Dataset rows about figures.
════

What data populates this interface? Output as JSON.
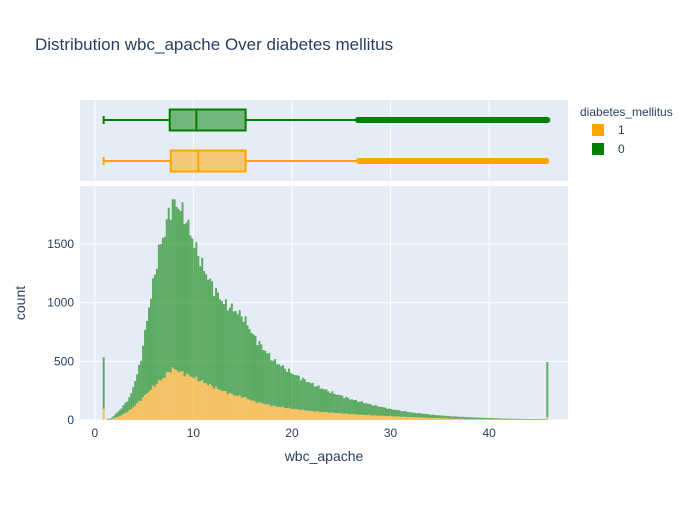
{
  "chart_data": {
    "type": "histogram",
    "title": "Distribution wbc_apache Over diabetes mellitus",
    "xlabel": "wbc_apache",
    "ylabel": "count",
    "x_ticks": [
      0,
      10,
      20,
      30,
      40
    ],
    "y_ticks": [
      0,
      500,
      1000,
      1500
    ],
    "xlim": [
      -1.5,
      48
    ],
    "ylim": [
      0,
      1995
    ],
    "barmode": "stacked",
    "legend": {
      "title": "diabetes_mellitus",
      "placement": "top-right"
    },
    "series": [
      {
        "name": "1",
        "color": "#FFA500",
        "x": [
          0.9,
          1.5,
          2.5,
          3.5,
          4.5,
          5.5,
          6.5,
          7,
          7.5,
          8,
          8.5,
          9,
          10,
          11,
          12,
          13,
          14,
          15,
          16,
          17,
          18,
          20,
          22,
          24,
          26,
          28,
          30,
          32,
          34,
          36,
          38,
          40,
          42,
          44,
          45.5,
          45.9
        ],
        "counts": [
          95,
          5,
          35,
          85,
          165,
          255,
          335,
          370,
          420,
          435,
          410,
          395,
          360,
          320,
          280,
          245,
          215,
          195,
          160,
          140,
          120,
          95,
          75,
          62,
          50,
          40,
          32,
          25,
          18,
          12,
          9,
          6,
          4,
          3,
          3,
          25
        ],
        "box": {
          "min": 0.9,
          "q1": 7.7,
          "median": 10.5,
          "q3": 15.3,
          "upper_fence": 26.8,
          "max": 45.8
        }
      },
      {
        "name": "0",
        "color": "#008000",
        "x": [
          0.9,
          1.5,
          2.5,
          3.5,
          4.5,
          5.5,
          6.5,
          7,
          7.5,
          8,
          8.5,
          9,
          10,
          11,
          12,
          13,
          14,
          15,
          16,
          17,
          18,
          20,
          22,
          24,
          26,
          28,
          30,
          32,
          34,
          36,
          38,
          40,
          42,
          44,
          45.5,
          45.9
        ],
        "counts": [
          440,
          5,
          55,
          115,
          310,
          760,
          1150,
          1230,
          1380,
          1420,
          1400,
          1350,
          1140,
          960,
          840,
          750,
          730,
          680,
          560,
          470,
          390,
          300,
          230,
          170,
          125,
          90,
          60,
          40,
          28,
          20,
          14,
          10,
          7,
          5,
          5,
          470
        ],
        "box": {
          "min": 0.9,
          "q1": 7.6,
          "median": 10.3,
          "q3": 15.3,
          "upper_fence": 26.7,
          "max": 45.9
        }
      }
    ]
  }
}
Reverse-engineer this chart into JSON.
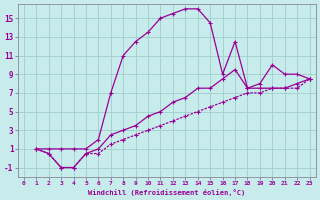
{
  "xlabel": "Windchill (Refroidissement éolien,°C)",
  "ylabel": "",
  "bg_color": "#c8ecec",
  "line_color": "#990099",
  "grid_color": "#a0cece",
  "xlim": [
    -0.5,
    23.5
  ],
  "ylim": [
    -2,
    16.5
  ],
  "xticks": [
    0,
    1,
    2,
    3,
    4,
    5,
    6,
    7,
    8,
    9,
    10,
    11,
    12,
    13,
    14,
    15,
    16,
    17,
    18,
    19,
    20,
    21,
    22,
    23
  ],
  "yticks": [
    -1,
    1,
    3,
    5,
    7,
    9,
    11,
    13,
    15
  ],
  "series1_x": [
    1,
    2,
    3,
    4,
    5,
    6,
    7,
    8,
    9,
    10,
    11,
    12,
    13,
    14,
    15,
    16,
    17,
    18,
    19,
    20,
    21,
    22,
    23
  ],
  "series1_y": [
    1,
    1,
    1,
    1,
    1,
    2,
    7,
    11,
    12.5,
    13.5,
    15,
    15.5,
    16,
    16,
    14.5,
    9,
    12.5,
    7.5,
    8,
    10,
    9,
    9,
    8.5
  ],
  "series2_x": [
    1,
    2,
    3,
    4,
    5,
    6,
    7,
    8,
    9,
    10,
    11,
    12,
    13,
    14,
    15,
    16,
    17,
    18,
    19,
    20,
    21,
    22,
    23
  ],
  "series2_y": [
    1,
    0.5,
    -1,
    -1,
    0.5,
    1,
    2.5,
    3,
    3.5,
    4.5,
    5,
    6,
    6.5,
    7.5,
    7.5,
    8.5,
    9.5,
    7.5,
    7.5,
    7.5,
    7.5,
    8,
    8.5
  ],
  "series3_x": [
    1,
    2,
    3,
    4,
    5,
    6,
    7,
    8,
    9,
    10,
    11,
    12,
    13,
    14,
    15,
    16,
    17,
    18,
    19,
    20,
    21,
    22,
    23
  ],
  "series3_y": [
    1,
    0.5,
    -1,
    -1,
    0.5,
    0.5,
    1.5,
    2,
    2.5,
    3,
    3.5,
    4,
    4.5,
    5,
    5.5,
    6,
    6.5,
    7,
    7,
    7.5,
    7.5,
    7.5,
    8.5
  ]
}
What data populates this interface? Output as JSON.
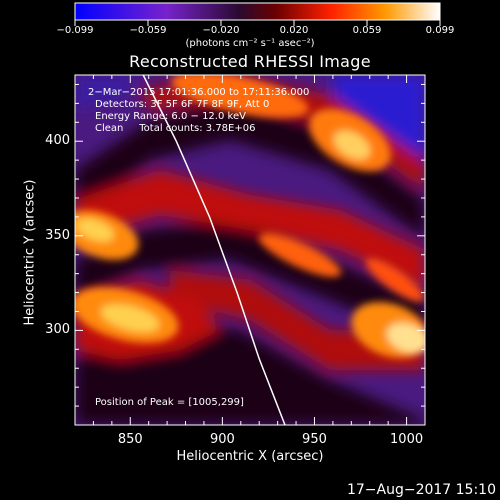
{
  "colorbar": {
    "tick_labels": [
      "−0.099",
      "−0.059",
      "−0.020",
      "0.020",
      "0.059",
      "0.099"
    ],
    "units": "(photons cm⁻² s⁻¹ asec⁻²)",
    "range": [
      -0.099,
      0.099
    ]
  },
  "title": "Reconstructed RHESSI Image",
  "info": {
    "time_range": "2−Mar−2015 17:01:36.000 to 17:11:36.000",
    "detectors": "Detectors: 3F 5F 6F 7F 8F 9F, Att 0",
    "energy": "Energy Range: 6.0 − 12.0 keV",
    "clean": "Clean     Total counts: 3.78E+06",
    "peak": "Position of Peak = [1005,299]"
  },
  "timestamp": "17−Aug−2017 15:10",
  "chart_data": {
    "type": "heatmap",
    "title": "Reconstructed RHESSI Image",
    "xlabel": "Heliocentric X (arcsec)",
    "ylabel": "Heliocentric Y (arcsec)",
    "xlim": [
      820,
      1010
    ],
    "ylim": [
      250,
      435
    ],
    "x_ticks": [
      850,
      900,
      950,
      1000
    ],
    "y_ticks": [
      300,
      350,
      400
    ],
    "color_range": [
      -0.099,
      0.099
    ],
    "peak_position": [
      1005,
      299
    ],
    "limb_curve": {
      "x": [
        857,
        875,
        893,
        908,
        920,
        934
      ],
      "y": [
        435,
        400,
        360,
        320,
        285,
        250
      ]
    }
  }
}
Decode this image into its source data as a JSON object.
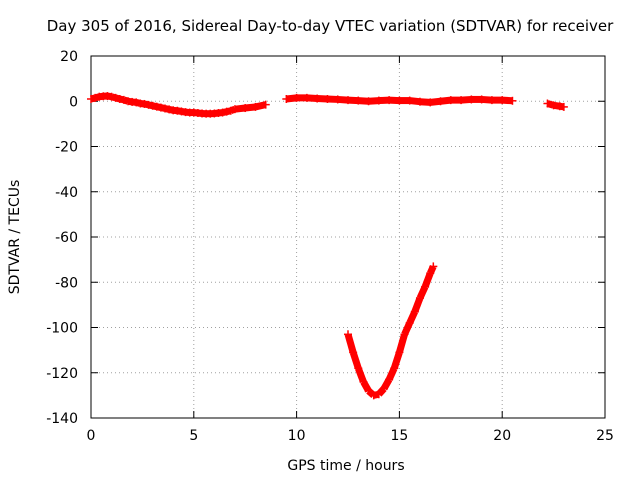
{
  "chart_data": {
    "type": "scatter",
    "title": "Day 305 of 2016, Sidereal Day-to-day VTEC variation (SDTVAR) for receiver",
    "xlabel": "GPS time / hours",
    "ylabel": "SDTVAR / TECUs",
    "xlim": [
      0,
      25
    ],
    "ylim": [
      -140,
      20
    ],
    "xticks": [
      0,
      5,
      10,
      15,
      20,
      25
    ],
    "yticks": [
      20,
      0,
      -20,
      -40,
      -60,
      -80,
      -100,
      -120,
      -140
    ],
    "grid": true,
    "legend": "none",
    "series": [
      {
        "color": "#ff0000",
        "x": [
          0.0,
          0.2,
          0.4,
          0.6,
          0.8,
          1.0,
          1.2,
          1.4,
          1.6,
          1.8,
          2.0,
          2.2,
          2.4,
          2.6,
          2.8,
          3.0,
          3.2,
          3.4,
          3.6,
          3.8,
          4.0,
          4.2,
          4.4,
          4.6,
          4.8,
          5.0,
          5.2,
          5.4,
          5.6,
          5.8,
          6.0,
          6.2,
          6.4,
          6.6,
          6.8,
          7.0,
          7.5,
          8.0,
          8.5,
          9.5,
          10.0,
          10.5,
          11.0,
          11.5,
          12.0,
          12.5,
          13.0,
          13.5,
          14.0,
          14.5,
          15.0,
          15.5,
          16.0,
          16.5,
          17.0,
          17.5,
          18.0,
          18.5,
          19.0,
          19.5,
          20.0,
          20.5,
          22.2,
          22.5,
          22.8,
          23.0
        ],
        "y": [
          1.0,
          1.5,
          2.0,
          2.2,
          2.3,
          2.0,
          1.5,
          1.0,
          0.6,
          0.0,
          -0.3,
          -0.5,
          -1.0,
          -1.2,
          -1.6,
          -2.0,
          -2.4,
          -2.8,
          -3.2,
          -3.6,
          -4.0,
          -4.2,
          -4.5,
          -4.8,
          -5.0,
          -5.0,
          -5.2,
          -5.4,
          -5.5,
          -5.5,
          -5.4,
          -5.2,
          -5.0,
          -4.6,
          -4.2,
          -3.5,
          -3.0,
          -2.5,
          -1.5,
          1.0,
          1.5,
          1.5,
          1.2,
          1.0,
          0.8,
          0.5,
          0.3,
          0.0,
          0.3,
          0.5,
          0.3,
          0.3,
          -0.2,
          -0.5,
          0.0,
          0.5,
          0.5,
          0.8,
          0.8,
          0.5,
          0.5,
          0.2,
          -1.0,
          -1.8,
          -2.2,
          -2.5
        ]
      },
      {
        "color": "#ff0000",
        "x": [
          12.5,
          12.75,
          13.0,
          13.25,
          13.5,
          13.75,
          14.0,
          14.25,
          14.5,
          14.75,
          15.0,
          15.25,
          15.5,
          15.75,
          16.0,
          16.25,
          16.5,
          16.65
        ],
        "y": [
          -103,
          -111,
          -118,
          -124,
          -128,
          -130,
          -129.5,
          -127,
          -123,
          -118,
          -111,
          -103,
          -98,
          -93,
          -87,
          -82,
          -76,
          -73
        ]
      }
    ]
  }
}
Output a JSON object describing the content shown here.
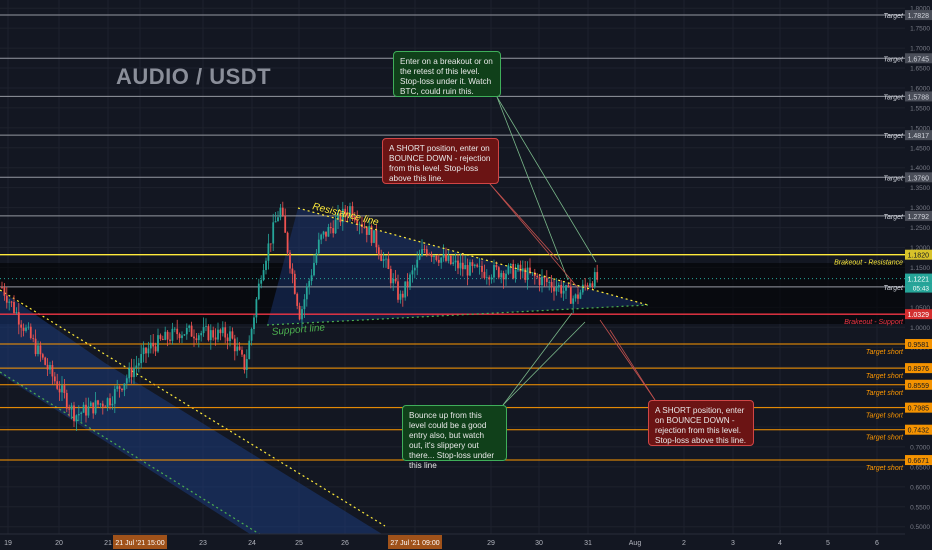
{
  "title": "AUDIO / USDT",
  "colors": {
    "background": "#131722",
    "up_candle": "#26a69a",
    "down_candle": "#ef5350",
    "resistance": "#ffeb3b",
    "breakout_support": "#f23645",
    "target_up": "#9598a1",
    "target_short": "#ff9800",
    "channel_fill": "#1c3a7a",
    "support_label": "#4caf50",
    "resistance_label": "#ffeb3b",
    "note_green": "#10401a",
    "note_red": "#6b1414"
  },
  "chart_data": {
    "type": "candlestick",
    "title": "AUDIO / USDT",
    "xlabel": "",
    "ylabel": "",
    "ylim": [
      0.46,
      1.81
    ],
    "grid": true,
    "x_ticks": [
      "19",
      "20",
      "21",
      "21 Jul '21  15:00",
      "23",
      "24",
      "25",
      "26",
      "27 Jul '21  09:00",
      "29",
      "30",
      "31",
      "Aug",
      "2",
      "3",
      "4",
      "5",
      "6"
    ],
    "y_ticks": [
      "1.8000",
      "1.7500",
      "1.7000",
      "1.6500",
      "1.6000",
      "1.5500",
      "1.5000",
      "1.4500",
      "1.4000",
      "1.3500",
      "1.3000",
      "1.2500",
      "1.2000",
      "1.1500",
      "1.1000",
      "1.0500",
      "1.0000",
      "0.9500",
      "0.9000",
      "0.8500",
      "0.8000",
      "0.7500",
      "0.7000",
      "0.6500",
      "0.6000",
      "0.5500",
      "0.5000"
    ],
    "last_price": "1.1221",
    "countdown": "05:43",
    "target_levels": [
      {
        "value": "1.7828",
        "label": "Target"
      },
      {
        "value": "1.6745",
        "label": "Target"
      },
      {
        "value": "1.5788",
        "label": "Target"
      },
      {
        "value": "1.4817",
        "label": "Target"
      },
      {
        "value": "1.3760",
        "label": "Target"
      },
      {
        "value": "1.2792",
        "label": "Target"
      },
      {
        "value": "1.1012",
        "label": "Target"
      }
    ],
    "resistance_level": {
      "value": "1.1820",
      "label": "Brakeout - Resistance"
    },
    "breakout_support_level": {
      "value": "1.0329",
      "label": "Brakeout - Support"
    },
    "short_targets": [
      {
        "value": "0.9581",
        "label": "Target short"
      },
      {
        "value": "0.8976",
        "label": "Target short"
      },
      {
        "value": "0.8559",
        "label": "Target short"
      },
      {
        "value": "0.7985",
        "label": "Target short"
      },
      {
        "value": "0.7432",
        "label": "Target short"
      },
      {
        "value": "0.6671",
        "label": "Target short"
      }
    ],
    "trendlines": {
      "resistance_label": "Resistance line",
      "support_label": "Support line"
    }
  },
  "notes": [
    {
      "id": "breakout",
      "text": "Enter on a breakout or on the retest of this level. Stop-loss under it. Watch BTC, could ruin this."
    },
    {
      "id": "short-top",
      "text": "A SHORT position, enter on BOUNCE DOWN - rejection from this level. Stop-loss above this line."
    },
    {
      "id": "bounce",
      "text": "Bounce up from this level could be a good entry also, but watch out, it's slippery out there... Stop-loss under this line"
    },
    {
      "id": "short-bottom",
      "text": "A SHORT position, enter on BOUNCE DOWN - rejection from this level. Stop-loss above this line."
    }
  ]
}
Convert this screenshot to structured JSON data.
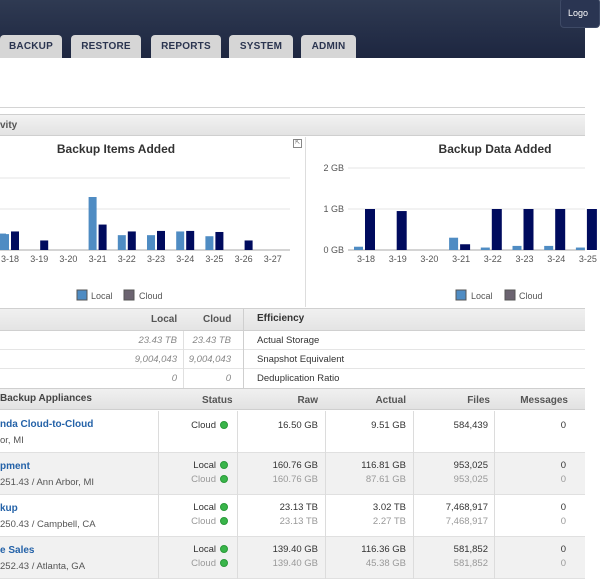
{
  "header": {
    "logout_label": "Logo",
    "tabs": [
      {
        "label": "BACKUP"
      },
      {
        "label": "RESTORE"
      },
      {
        "label": "REPORTS"
      },
      {
        "label": "SYSTEM"
      },
      {
        "label": "ADMIN"
      }
    ]
  },
  "activity": {
    "section_title": "vity",
    "expand_icon": "expand-icon"
  },
  "chart_data": [
    {
      "type": "bar",
      "title": "Backup Items Added",
      "categories": [
        "3-18",
        "3-19",
        "3-20",
        "3-21",
        "3-22",
        "3-23",
        "3-24",
        "3-25",
        "3-26",
        "3-27"
      ],
      "series": [
        {
          "name": "Local",
          "color": "#4f8cc3",
          "values": [
            0.3,
            0,
            0,
            1.0,
            0.28,
            0.28,
            0.35,
            0.26,
            0,
            0
          ]
        },
        {
          "name": "Cloud",
          "color": "#000b5e",
          "values": [
            0.35,
            0.18,
            0,
            0.48,
            0.35,
            0.36,
            0.36,
            0.34,
            0.18,
            0
          ]
        }
      ],
      "prefix_series_values": {
        "Local": 0.31
      },
      "legend": [
        "Local",
        "Cloud"
      ]
    },
    {
      "type": "bar",
      "title": "Backup Data Added",
      "categories": [
        "3-18",
        "3-19",
        "3-20",
        "3-21",
        "3-22",
        "3-23",
        "3-24",
        "3-25"
      ],
      "yticks": [
        "2 GB",
        "1 GB",
        "0 GB"
      ],
      "ylim": [
        0,
        2
      ],
      "series": [
        {
          "name": "Local",
          "color": "#4f8cc3",
          "values": [
            0.08,
            0,
            0,
            0.3,
            0.06,
            0.1,
            0.1,
            0.06
          ]
        },
        {
          "name": "Cloud",
          "color": "#000b5e",
          "values": [
            1.0,
            0.95,
            0,
            0.14,
            1.0,
            1.0,
            1.0,
            1.0
          ]
        }
      ],
      "legend": [
        "Local",
        "Cloud"
      ]
    }
  ],
  "summary": {
    "col_local": "Local",
    "col_cloud": "Cloud",
    "rows": [
      {
        "local": "23.43 TB",
        "cloud": "23.43 TB"
      },
      {
        "local": "9,004,043",
        "cloud": "9,004,043"
      },
      {
        "local": "0",
        "cloud": "0"
      }
    ],
    "efficiency": {
      "title": "Efficiency",
      "rows": [
        "Actual Storage",
        "Snapshot Equivalent",
        "Deduplication Ratio"
      ]
    }
  },
  "appliances": {
    "title": "Backup Appliances",
    "columns": {
      "status": "Status",
      "raw": "Raw",
      "actual": "Actual",
      "files": "Files",
      "messages": "Messages"
    },
    "rows": [
      {
        "name": "nda Cloud-to-Cloud",
        "loc": "or, MI",
        "lines": [
          {
            "status": "Cloud",
            "raw": "16.50 GB",
            "actual": "9.51 GB",
            "files": "584,439",
            "messages": "0"
          }
        ]
      },
      {
        "name": "pment",
        "loc": "251.43 / Ann Arbor, MI",
        "lines": [
          {
            "status": "Local",
            "raw": "160.76 GB",
            "actual": "116.81 GB",
            "files": "953,025",
            "messages": "0"
          },
          {
            "status": "Cloud",
            "raw": "160.76 GB",
            "actual": "87.61 GB",
            "files": "953,025",
            "messages": "0"
          }
        ]
      },
      {
        "name": "kup",
        "loc": "250.43 / Campbell, CA",
        "lines": [
          {
            "status": "Local",
            "raw": "23.13 TB",
            "actual": "3.02 TB",
            "files": "7,468,917",
            "messages": "0"
          },
          {
            "status": "Cloud",
            "raw": "23.13 TB",
            "actual": "2.27 TB",
            "files": "7,468,917",
            "messages": "0"
          }
        ]
      },
      {
        "name": "e Sales",
        "loc": "252.43 / Atlanta, GA",
        "lines": [
          {
            "status": "Local",
            "raw": "139.40 GB",
            "actual": "116.36 GB",
            "files": "581,852",
            "messages": "0"
          },
          {
            "status": "Cloud",
            "raw": "139.40 GB",
            "actual": "45.38 GB",
            "files": "581,852",
            "messages": "0"
          }
        ]
      }
    ]
  }
}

════

Exercise directions. From the listing, tally every line with the word "under" in it and give only the tally.

Written solution. 2